## INSTRUCTIONS TO FOLLOW
Write out each line exactly as it stands, please.

## TASK MATERIAL
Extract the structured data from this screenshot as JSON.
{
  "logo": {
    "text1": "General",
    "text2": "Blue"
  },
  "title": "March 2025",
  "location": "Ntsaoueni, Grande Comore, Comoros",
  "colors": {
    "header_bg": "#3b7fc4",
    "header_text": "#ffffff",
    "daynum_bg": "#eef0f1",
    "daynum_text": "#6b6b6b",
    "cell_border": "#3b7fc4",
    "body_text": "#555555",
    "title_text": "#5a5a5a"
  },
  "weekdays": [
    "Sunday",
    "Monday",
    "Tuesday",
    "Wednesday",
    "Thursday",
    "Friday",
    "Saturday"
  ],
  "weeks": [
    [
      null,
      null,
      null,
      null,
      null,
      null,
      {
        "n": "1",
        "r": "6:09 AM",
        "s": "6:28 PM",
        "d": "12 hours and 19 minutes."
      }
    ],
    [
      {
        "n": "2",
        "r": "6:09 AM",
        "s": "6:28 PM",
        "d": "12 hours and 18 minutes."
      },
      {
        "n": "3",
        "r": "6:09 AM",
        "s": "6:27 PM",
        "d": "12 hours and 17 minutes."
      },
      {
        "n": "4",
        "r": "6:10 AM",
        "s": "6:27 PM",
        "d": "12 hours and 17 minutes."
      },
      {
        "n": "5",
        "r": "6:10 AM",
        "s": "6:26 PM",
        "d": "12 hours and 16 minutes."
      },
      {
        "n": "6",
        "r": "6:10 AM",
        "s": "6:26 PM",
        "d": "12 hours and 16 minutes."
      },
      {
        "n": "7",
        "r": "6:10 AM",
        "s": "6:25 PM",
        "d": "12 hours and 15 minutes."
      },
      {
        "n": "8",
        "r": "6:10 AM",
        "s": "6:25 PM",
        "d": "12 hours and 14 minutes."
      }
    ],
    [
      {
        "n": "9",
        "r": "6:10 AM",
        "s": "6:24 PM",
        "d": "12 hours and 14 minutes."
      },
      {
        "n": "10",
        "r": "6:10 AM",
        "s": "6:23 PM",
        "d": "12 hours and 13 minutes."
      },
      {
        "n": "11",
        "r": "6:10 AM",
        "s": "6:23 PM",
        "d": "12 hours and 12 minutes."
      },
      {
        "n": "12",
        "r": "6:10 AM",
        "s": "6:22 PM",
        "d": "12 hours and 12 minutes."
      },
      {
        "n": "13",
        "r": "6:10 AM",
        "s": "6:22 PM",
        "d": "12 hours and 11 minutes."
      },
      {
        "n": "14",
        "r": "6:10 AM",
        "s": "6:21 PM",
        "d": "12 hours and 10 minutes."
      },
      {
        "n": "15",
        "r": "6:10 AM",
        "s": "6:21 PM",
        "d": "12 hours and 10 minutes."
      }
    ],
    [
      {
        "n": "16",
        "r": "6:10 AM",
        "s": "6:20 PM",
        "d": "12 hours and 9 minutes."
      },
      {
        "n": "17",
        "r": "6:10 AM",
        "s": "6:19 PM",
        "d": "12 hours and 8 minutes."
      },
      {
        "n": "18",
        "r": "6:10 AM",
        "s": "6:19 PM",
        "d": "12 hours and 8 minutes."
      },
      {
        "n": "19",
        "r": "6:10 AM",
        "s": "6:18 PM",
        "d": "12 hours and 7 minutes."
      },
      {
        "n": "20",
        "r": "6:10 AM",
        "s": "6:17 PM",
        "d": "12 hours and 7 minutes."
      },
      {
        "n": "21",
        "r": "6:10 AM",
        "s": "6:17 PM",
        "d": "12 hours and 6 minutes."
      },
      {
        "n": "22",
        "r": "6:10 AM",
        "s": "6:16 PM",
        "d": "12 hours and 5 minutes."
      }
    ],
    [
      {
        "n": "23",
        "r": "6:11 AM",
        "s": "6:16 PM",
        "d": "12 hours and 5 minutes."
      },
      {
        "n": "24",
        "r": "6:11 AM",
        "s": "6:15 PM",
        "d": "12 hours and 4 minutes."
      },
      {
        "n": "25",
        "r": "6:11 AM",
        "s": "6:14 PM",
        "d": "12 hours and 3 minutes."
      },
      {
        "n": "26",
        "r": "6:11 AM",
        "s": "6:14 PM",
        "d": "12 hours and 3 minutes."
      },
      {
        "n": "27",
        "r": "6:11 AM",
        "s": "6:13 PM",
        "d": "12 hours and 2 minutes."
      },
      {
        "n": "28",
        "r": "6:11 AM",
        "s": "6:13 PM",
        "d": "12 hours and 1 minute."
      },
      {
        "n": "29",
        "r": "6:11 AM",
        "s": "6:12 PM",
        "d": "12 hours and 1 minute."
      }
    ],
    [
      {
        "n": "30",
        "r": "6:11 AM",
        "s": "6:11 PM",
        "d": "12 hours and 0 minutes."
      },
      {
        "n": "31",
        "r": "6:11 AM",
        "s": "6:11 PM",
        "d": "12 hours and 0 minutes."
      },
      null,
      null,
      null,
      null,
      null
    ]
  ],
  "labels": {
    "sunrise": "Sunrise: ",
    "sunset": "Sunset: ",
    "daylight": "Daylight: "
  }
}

## OUTPUT FOR THIS EXERCISE
Extract the structured data from this screenshot as JSON.
{
  "logo": {
    "text1": "General",
    "text2": "Blue"
  },
  "title": "March 2025",
  "location": "Ntsaoueni, Grande Comore, Comoros",
  "colors": {
    "header_bg": "#3b7fc4",
    "header_text": "#ffffff",
    "daynum_bg": "#eef0f1",
    "daynum_text": "#6b6b6b",
    "cell_border": "#3b7fc4",
    "body_text": "#555555",
    "title_text": "#5a5a5a"
  },
  "weekdays": [
    "Sunday",
    "Monday",
    "Tuesday",
    "Wednesday",
    "Thursday",
    "Friday",
    "Saturday"
  ],
  "weeks": [
    [
      null,
      null,
      null,
      null,
      null,
      null,
      {
        "n": "1",
        "r": "6:09 AM",
        "s": "6:28 PM",
        "d": "12 hours and 19 minutes."
      }
    ],
    [
      {
        "n": "2",
        "r": "6:09 AM",
        "s": "6:28 PM",
        "d": "12 hours and 18 minutes."
      },
      {
        "n": "3",
        "r": "6:09 AM",
        "s": "6:27 PM",
        "d": "12 hours and 17 minutes."
      },
      {
        "n": "4",
        "r": "6:10 AM",
        "s": "6:27 PM",
        "d": "12 hours and 17 minutes."
      },
      {
        "n": "5",
        "r": "6:10 AM",
        "s": "6:26 PM",
        "d": "12 hours and 16 minutes."
      },
      {
        "n": "6",
        "r": "6:10 AM",
        "s": "6:26 PM",
        "d": "12 hours and 16 minutes."
      },
      {
        "n": "7",
        "r": "6:10 AM",
        "s": "6:25 PM",
        "d": "12 hours and 15 minutes."
      },
      {
        "n": "8",
        "r": "6:10 AM",
        "s": "6:25 PM",
        "d": "12 hours and 14 minutes."
      }
    ],
    [
      {
        "n": "9",
        "r": "6:10 AM",
        "s": "6:24 PM",
        "d": "12 hours and 14 minutes."
      },
      {
        "n": "10",
        "r": "6:10 AM",
        "s": "6:23 PM",
        "d": "12 hours and 13 minutes."
      },
      {
        "n": "11",
        "r": "6:10 AM",
        "s": "6:23 PM",
        "d": "12 hours and 12 minutes."
      },
      {
        "n": "12",
        "r": "6:10 AM",
        "s": "6:22 PM",
        "d": "12 hours and 12 minutes."
      },
      {
        "n": "13",
        "r": "6:10 AM",
        "s": "6:22 PM",
        "d": "12 hours and 11 minutes."
      },
      {
        "n": "14",
        "r": "6:10 AM",
        "s": "6:21 PM",
        "d": "12 hours and 10 minutes."
      },
      {
        "n": "15",
        "r": "6:10 AM",
        "s": "6:21 PM",
        "d": "12 hours and 10 minutes."
      }
    ],
    [
      {
        "n": "16",
        "r": "6:10 AM",
        "s": "6:20 PM",
        "d": "12 hours and 9 minutes."
      },
      {
        "n": "17",
        "r": "6:10 AM",
        "s": "6:19 PM",
        "d": "12 hours and 8 minutes."
      },
      {
        "n": "18",
        "r": "6:10 AM",
        "s": "6:19 PM",
        "d": "12 hours and 8 minutes."
      },
      {
        "n": "19",
        "r": "6:10 AM",
        "s": "6:18 PM",
        "d": "12 hours and 7 minutes."
      },
      {
        "n": "20",
        "r": "6:10 AM",
        "s": "6:17 PM",
        "d": "12 hours and 7 minutes."
      },
      {
        "n": "21",
        "r": "6:10 AM",
        "s": "6:17 PM",
        "d": "12 hours and 6 minutes."
      },
      {
        "n": "22",
        "r": "6:10 AM",
        "s": "6:16 PM",
        "d": "12 hours and 5 minutes."
      }
    ],
    [
      {
        "n": "23",
        "r": "6:11 AM",
        "s": "6:16 PM",
        "d": "12 hours and 5 minutes."
      },
      {
        "n": "24",
        "r": "6:11 AM",
        "s": "6:15 PM",
        "d": "12 hours and 4 minutes."
      },
      {
        "n": "25",
        "r": "6:11 AM",
        "s": "6:14 PM",
        "d": "12 hours and 3 minutes."
      },
      {
        "n": "26",
        "r": "6:11 AM",
        "s": "6:14 PM",
        "d": "12 hours and 3 minutes."
      },
      {
        "n": "27",
        "r": "6:11 AM",
        "s": "6:13 PM",
        "d": "12 hours and 2 minutes."
      },
      {
        "n": "28",
        "r": "6:11 AM",
        "s": "6:13 PM",
        "d": "12 hours and 1 minute."
      },
      {
        "n": "29",
        "r": "6:11 AM",
        "s": "6:12 PM",
        "d": "12 hours and 1 minute."
      }
    ],
    [
      {
        "n": "30",
        "r": "6:11 AM",
        "s": "6:11 PM",
        "d": "12 hours and 0 minutes."
      },
      {
        "n": "31",
        "r": "6:11 AM",
        "s": "6:11 PM",
        "d": "12 hours and 0 minutes."
      },
      null,
      null,
      null,
      null,
      null
    ]
  ],
  "labels": {
    "sunrise": "Sunrise: ",
    "sunset": "Sunset: ",
    "daylight": "Daylight: "
  }
}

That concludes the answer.